▶ Exercise directions:
Only the pictures should be dropped; every line of the data must come back exactly as written.

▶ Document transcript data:
^^^^

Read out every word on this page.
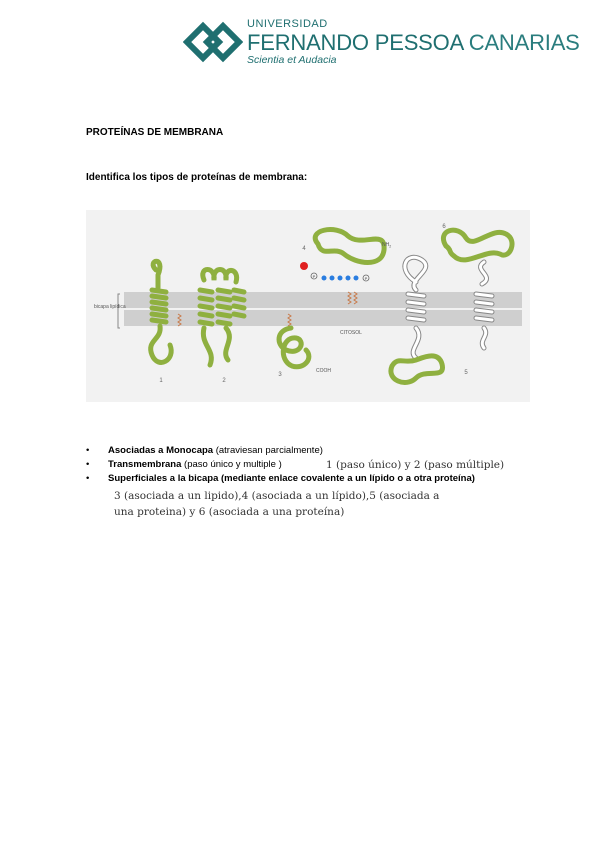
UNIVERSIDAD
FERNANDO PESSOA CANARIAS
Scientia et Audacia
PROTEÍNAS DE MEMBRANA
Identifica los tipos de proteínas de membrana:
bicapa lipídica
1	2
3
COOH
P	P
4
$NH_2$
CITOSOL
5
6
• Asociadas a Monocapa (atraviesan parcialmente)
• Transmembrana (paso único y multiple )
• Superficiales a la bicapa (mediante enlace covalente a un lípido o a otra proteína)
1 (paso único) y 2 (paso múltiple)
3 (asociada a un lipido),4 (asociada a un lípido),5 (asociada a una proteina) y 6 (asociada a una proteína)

^^^^

▶ Problem solution:
Read out every word on this page.
UNIVERSIDAD
FERNANDO PESSOA CANARIAS
Scientia et Audacia
PROTEÍNAS DE MEMBRANA
Identifica los tipos de proteínas de membrana:
bicapa lipídica
1	2
3
COOH
P	P
4
$NH_2$
CITOSOL
5
6
• Asociadas a Monocapa (atraviesan parcialmente)
• Transmembrana (paso único y multiple )
• Superficiales a la bicapa (mediante enlace covalente a un lípido o a otra proteína)
1 (paso único) y 2 (paso múltiple)
3 (asociada a un lipido),4 (asociada a un lípido),5 (asociada a una proteina) y 6 (asociada a una proteína)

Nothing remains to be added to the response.